(Data entries)
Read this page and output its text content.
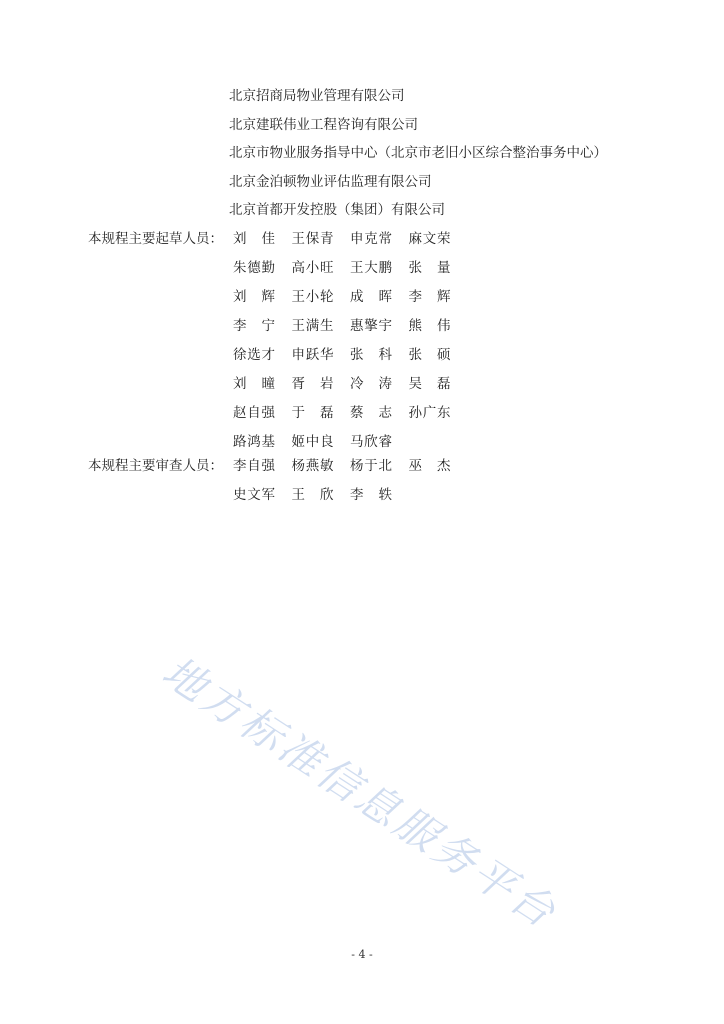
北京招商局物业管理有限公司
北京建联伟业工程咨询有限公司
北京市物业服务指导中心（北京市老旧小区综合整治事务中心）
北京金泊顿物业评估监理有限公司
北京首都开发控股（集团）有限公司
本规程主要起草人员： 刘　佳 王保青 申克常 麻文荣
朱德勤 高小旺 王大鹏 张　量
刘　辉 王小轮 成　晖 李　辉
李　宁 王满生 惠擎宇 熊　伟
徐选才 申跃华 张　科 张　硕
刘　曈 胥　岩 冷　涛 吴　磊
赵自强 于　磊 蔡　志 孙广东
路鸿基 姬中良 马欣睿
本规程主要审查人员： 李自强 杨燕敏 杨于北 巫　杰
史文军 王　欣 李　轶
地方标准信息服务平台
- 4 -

==

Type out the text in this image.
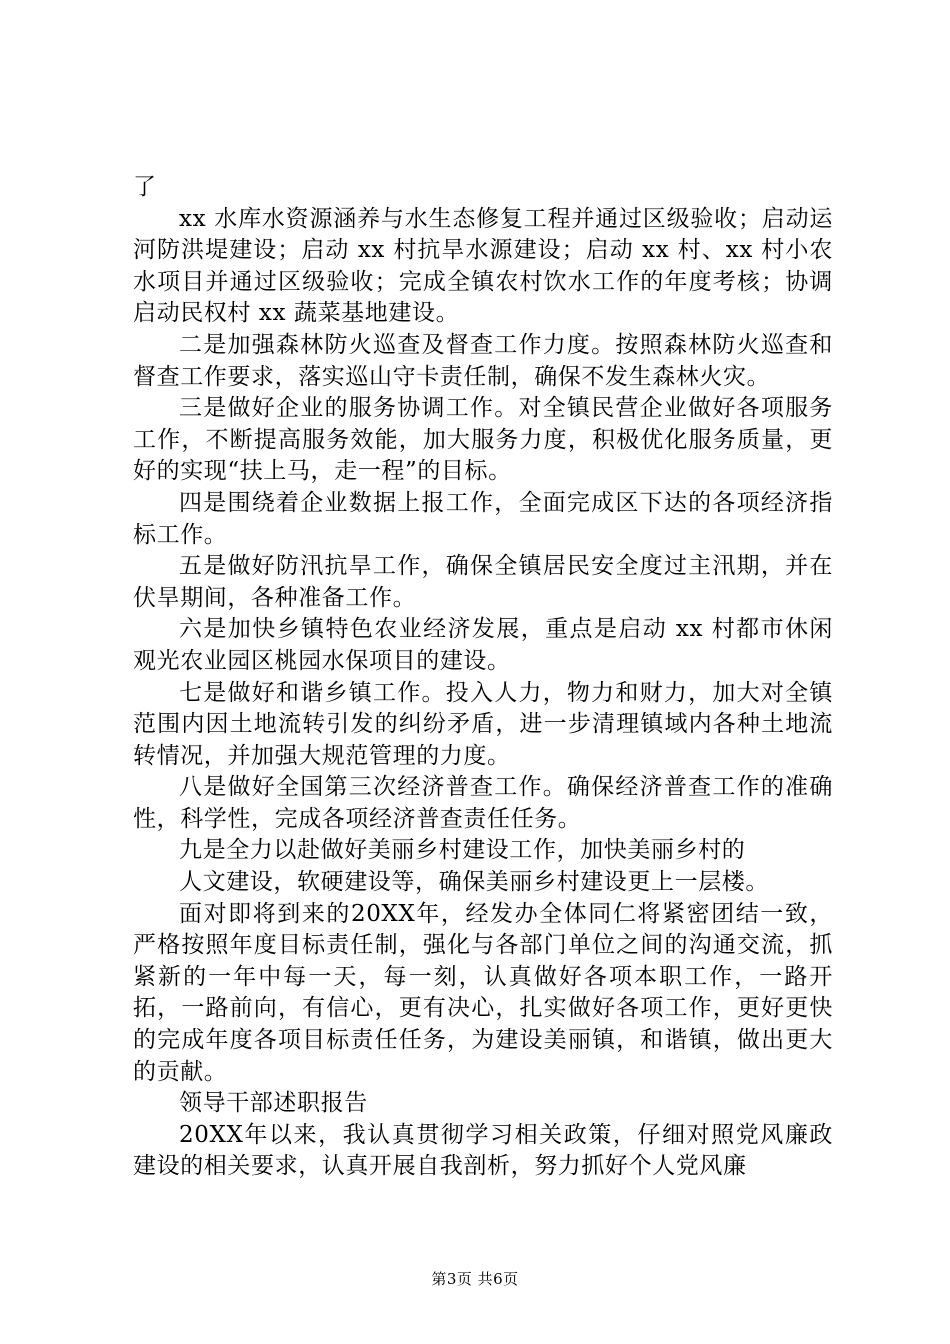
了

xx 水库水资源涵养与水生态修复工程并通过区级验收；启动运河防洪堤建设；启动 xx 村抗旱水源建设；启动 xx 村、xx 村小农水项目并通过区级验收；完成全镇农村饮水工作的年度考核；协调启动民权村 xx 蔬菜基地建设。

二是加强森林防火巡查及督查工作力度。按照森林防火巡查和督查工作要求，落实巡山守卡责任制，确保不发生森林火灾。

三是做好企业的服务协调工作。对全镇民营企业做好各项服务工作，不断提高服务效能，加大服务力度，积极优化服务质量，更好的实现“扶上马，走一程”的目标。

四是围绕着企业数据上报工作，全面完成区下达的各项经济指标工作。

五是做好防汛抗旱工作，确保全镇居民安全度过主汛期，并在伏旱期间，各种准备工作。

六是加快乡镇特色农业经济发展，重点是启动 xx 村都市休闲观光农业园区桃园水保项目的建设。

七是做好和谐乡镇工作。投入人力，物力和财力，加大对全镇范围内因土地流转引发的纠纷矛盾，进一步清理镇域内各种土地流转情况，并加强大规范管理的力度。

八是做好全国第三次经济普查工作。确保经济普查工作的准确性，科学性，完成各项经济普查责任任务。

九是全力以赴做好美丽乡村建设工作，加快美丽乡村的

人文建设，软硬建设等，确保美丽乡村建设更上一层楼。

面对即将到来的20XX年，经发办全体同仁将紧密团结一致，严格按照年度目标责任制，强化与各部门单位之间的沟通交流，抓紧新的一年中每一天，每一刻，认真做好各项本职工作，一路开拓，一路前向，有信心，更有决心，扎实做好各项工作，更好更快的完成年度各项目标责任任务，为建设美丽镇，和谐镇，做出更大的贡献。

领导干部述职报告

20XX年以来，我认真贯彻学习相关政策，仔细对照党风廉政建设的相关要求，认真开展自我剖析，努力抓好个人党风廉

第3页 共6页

__EXERCISE TASK__.
Check each line above for "this" and return the ones that have it.

__RESULT__.
Read this page and output its text content.
Type out the text in this image.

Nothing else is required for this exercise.